## THE PROBLEM:
Repeat the full listing, word for word.
## begin STORED DATA
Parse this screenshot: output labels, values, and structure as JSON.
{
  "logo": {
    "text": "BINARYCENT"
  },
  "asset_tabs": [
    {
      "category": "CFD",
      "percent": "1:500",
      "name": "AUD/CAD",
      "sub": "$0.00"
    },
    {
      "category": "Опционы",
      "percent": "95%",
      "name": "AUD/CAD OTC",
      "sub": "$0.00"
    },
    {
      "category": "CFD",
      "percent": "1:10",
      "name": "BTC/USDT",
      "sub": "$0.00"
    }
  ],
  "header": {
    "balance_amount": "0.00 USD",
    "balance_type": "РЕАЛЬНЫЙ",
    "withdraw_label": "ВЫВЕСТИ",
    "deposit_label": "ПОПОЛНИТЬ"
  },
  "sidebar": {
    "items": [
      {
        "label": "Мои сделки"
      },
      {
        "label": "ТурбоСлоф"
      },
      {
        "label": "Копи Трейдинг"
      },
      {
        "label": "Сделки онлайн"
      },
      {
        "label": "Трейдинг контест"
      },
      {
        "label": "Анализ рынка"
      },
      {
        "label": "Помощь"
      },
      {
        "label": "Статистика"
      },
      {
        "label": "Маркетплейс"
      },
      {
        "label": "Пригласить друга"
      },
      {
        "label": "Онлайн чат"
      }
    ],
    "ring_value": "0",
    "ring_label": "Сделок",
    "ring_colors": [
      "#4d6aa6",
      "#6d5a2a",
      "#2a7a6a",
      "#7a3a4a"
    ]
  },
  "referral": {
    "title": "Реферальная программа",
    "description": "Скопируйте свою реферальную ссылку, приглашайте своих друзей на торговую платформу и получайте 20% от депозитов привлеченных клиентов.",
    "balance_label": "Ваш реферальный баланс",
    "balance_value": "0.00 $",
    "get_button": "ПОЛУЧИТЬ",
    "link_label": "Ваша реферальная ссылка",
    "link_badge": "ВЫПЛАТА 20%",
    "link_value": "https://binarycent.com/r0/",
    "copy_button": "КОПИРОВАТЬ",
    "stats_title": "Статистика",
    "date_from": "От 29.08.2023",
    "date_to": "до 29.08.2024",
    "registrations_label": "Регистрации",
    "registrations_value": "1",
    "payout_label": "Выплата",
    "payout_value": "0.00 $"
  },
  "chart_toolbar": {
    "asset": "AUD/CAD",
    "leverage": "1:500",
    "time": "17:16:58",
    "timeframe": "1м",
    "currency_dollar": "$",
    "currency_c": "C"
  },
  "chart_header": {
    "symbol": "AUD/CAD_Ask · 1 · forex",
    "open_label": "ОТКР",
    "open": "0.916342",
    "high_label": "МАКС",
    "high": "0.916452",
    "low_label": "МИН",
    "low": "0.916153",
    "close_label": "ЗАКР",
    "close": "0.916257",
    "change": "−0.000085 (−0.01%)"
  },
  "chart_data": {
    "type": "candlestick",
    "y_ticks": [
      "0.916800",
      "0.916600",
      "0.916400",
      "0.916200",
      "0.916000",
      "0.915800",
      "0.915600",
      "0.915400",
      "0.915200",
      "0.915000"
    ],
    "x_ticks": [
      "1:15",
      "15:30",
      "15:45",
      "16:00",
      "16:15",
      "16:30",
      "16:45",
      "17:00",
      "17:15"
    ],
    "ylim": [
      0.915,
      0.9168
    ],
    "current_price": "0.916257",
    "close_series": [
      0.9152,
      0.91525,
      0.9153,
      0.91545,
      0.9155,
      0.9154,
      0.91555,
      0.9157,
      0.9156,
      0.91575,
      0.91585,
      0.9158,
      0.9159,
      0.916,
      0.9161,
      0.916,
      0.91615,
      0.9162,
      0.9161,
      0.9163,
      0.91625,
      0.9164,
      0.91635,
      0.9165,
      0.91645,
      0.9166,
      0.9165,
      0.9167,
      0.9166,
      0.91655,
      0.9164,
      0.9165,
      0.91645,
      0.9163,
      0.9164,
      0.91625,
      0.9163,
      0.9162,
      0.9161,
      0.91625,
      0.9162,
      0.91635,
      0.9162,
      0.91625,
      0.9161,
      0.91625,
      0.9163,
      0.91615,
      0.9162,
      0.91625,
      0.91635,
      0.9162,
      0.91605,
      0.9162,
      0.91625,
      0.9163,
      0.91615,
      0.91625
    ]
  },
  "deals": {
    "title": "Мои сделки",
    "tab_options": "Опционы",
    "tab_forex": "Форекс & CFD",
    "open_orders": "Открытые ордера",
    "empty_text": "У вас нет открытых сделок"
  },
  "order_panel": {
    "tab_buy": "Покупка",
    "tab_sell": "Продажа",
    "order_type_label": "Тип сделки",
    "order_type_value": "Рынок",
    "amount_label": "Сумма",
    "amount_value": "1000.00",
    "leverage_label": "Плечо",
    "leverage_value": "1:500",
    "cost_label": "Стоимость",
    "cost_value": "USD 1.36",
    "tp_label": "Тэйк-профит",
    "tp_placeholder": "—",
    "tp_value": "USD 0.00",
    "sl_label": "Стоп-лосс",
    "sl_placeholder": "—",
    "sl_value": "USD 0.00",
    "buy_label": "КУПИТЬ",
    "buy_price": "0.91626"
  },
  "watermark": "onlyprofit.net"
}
## end STORED DATA
## THE RESULT:
Parse this screenshot: output labels, values, and structure as JSON.
{
  "logo": {
    "text": "BINARYCENT"
  },
  "asset_tabs": [
    {
      "category": "CFD",
      "percent": "1:500",
      "name": "AUD/CAD",
      "sub": "$0.00"
    },
    {
      "category": "Опционы",
      "percent": "95%",
      "name": "AUD/CAD OTC",
      "sub": "$0.00"
    },
    {
      "category": "CFD",
      "percent": "1:10",
      "name": "BTC/USDT",
      "sub": "$0.00"
    }
  ],
  "header": {
    "balance_amount": "0.00 USD",
    "balance_type": "РЕАЛЬНЫЙ",
    "withdraw_label": "ВЫВЕСТИ",
    "deposit_label": "ПОПОЛНИТЬ"
  },
  "sidebar": {
    "items": [
      {
        "label": "Мои сделки"
      },
      {
        "label": "ТурбоСлоф"
      },
      {
        "label": "Копи Трейдинг"
      },
      {
        "label": "Сделки онлайн"
      },
      {
        "label": "Трейдинг контест"
      },
      {
        "label": "Анализ рынка"
      },
      {
        "label": "Помощь"
      },
      {
        "label": "Статистика"
      },
      {
        "label": "Маркетплейс"
      },
      {
        "label": "Пригласить друга"
      },
      {
        "label": "Онлайн чат"
      }
    ],
    "ring_value": "0",
    "ring_label": "Сделок",
    "ring_colors": [
      "#4d6aa6",
      "#6d5a2a",
      "#2a7a6a",
      "#7a3a4a"
    ]
  },
  "referral": {
    "title": "Реферальная программа",
    "description": "Скопируйте свою реферальную ссылку, приглашайте своих друзей на торговую платформу и получайте 20% от депозитов привлеченных клиентов.",
    "balance_label": "Ваш реферальный баланс",
    "balance_value": "0.00 $",
    "get_button": "ПОЛУЧИТЬ",
    "link_label": "Ваша реферальная ссылка",
    "link_badge": "ВЫПЛАТА 20%",
    "link_value": "https://binarycent.com/r0/",
    "copy_button": "КОПИРОВАТЬ",
    "stats_title": "Статистика",
    "date_from": "От 29.08.2023",
    "date_to": "до 29.08.2024",
    "registrations_label": "Регистрации",
    "registrations_value": "1",
    "payout_label": "Выплата",
    "payout_value": "0.00 $"
  },
  "chart_toolbar": {
    "asset": "AUD/CAD",
    "leverage": "1:500",
    "time": "17:16:58",
    "timeframe": "1м",
    "currency_dollar": "$",
    "currency_c": "C"
  },
  "chart_header": {
    "symbol": "AUD/CAD_Ask · 1 · forex",
    "open_label": "ОТКР",
    "open": "0.916342",
    "high_label": "МАКС",
    "high": "0.916452",
    "low_label": "МИН",
    "low": "0.916153",
    "close_label": "ЗАКР",
    "close": "0.916257",
    "change": "−0.000085 (−0.01%)"
  },
  "chart_data": {
    "type": "candlestick",
    "y_ticks": [
      "0.916800",
      "0.916600",
      "0.916400",
      "0.916200",
      "0.916000",
      "0.915800",
      "0.915600",
      "0.915400",
      "0.915200",
      "0.915000"
    ],
    "x_ticks": [
      "1:15",
      "15:30",
      "15:45",
      "16:00",
      "16:15",
      "16:30",
      "16:45",
      "17:00",
      "17:15"
    ],
    "ylim": [
      0.915,
      0.9168
    ],
    "current_price": "0.916257",
    "close_series": [
      0.9152,
      0.91525,
      0.9153,
      0.91545,
      0.9155,
      0.9154,
      0.91555,
      0.9157,
      0.9156,
      0.91575,
      0.91585,
      0.9158,
      0.9159,
      0.916,
      0.9161,
      0.916,
      0.91615,
      0.9162,
      0.9161,
      0.9163,
      0.91625,
      0.9164,
      0.91635,
      0.9165,
      0.91645,
      0.9166,
      0.9165,
      0.9167,
      0.9166,
      0.91655,
      0.9164,
      0.9165,
      0.91645,
      0.9163,
      0.9164,
      0.91625,
      0.9163,
      0.9162,
      0.9161,
      0.91625,
      0.9162,
      0.91635,
      0.9162,
      0.91625,
      0.9161,
      0.91625,
      0.9163,
      0.91615,
      0.9162,
      0.91625,
      0.91635,
      0.9162,
      0.91605,
      0.9162,
      0.91625,
      0.9163,
      0.91615,
      0.91625
    ]
  },
  "deals": {
    "title": "Мои сделки",
    "tab_options": "Опционы",
    "tab_forex": "Форекс & CFD",
    "open_orders": "Открытые ордера",
    "empty_text": "У вас нет открытых сделок"
  },
  "order_panel": {
    "tab_buy": "Покупка",
    "tab_sell": "Продажа",
    "order_type_label": "Тип сделки",
    "order_type_value": "Рынок",
    "amount_label": "Сумма",
    "amount_value": "1000.00",
    "leverage_label": "Плечо",
    "leverage_value": "1:500",
    "cost_label": "Стоимость",
    "cost_value": "USD 1.36",
    "tp_label": "Тэйк-профит",
    "tp_placeholder": "—",
    "tp_value": "USD 0.00",
    "sl_label": "Стоп-лосс",
    "sl_placeholder": "—",
    "sl_value": "USD 0.00",
    "buy_label": "КУПИТЬ",
    "buy_price": "0.91626"
  },
  "watermark": "onlyprofit.net"
}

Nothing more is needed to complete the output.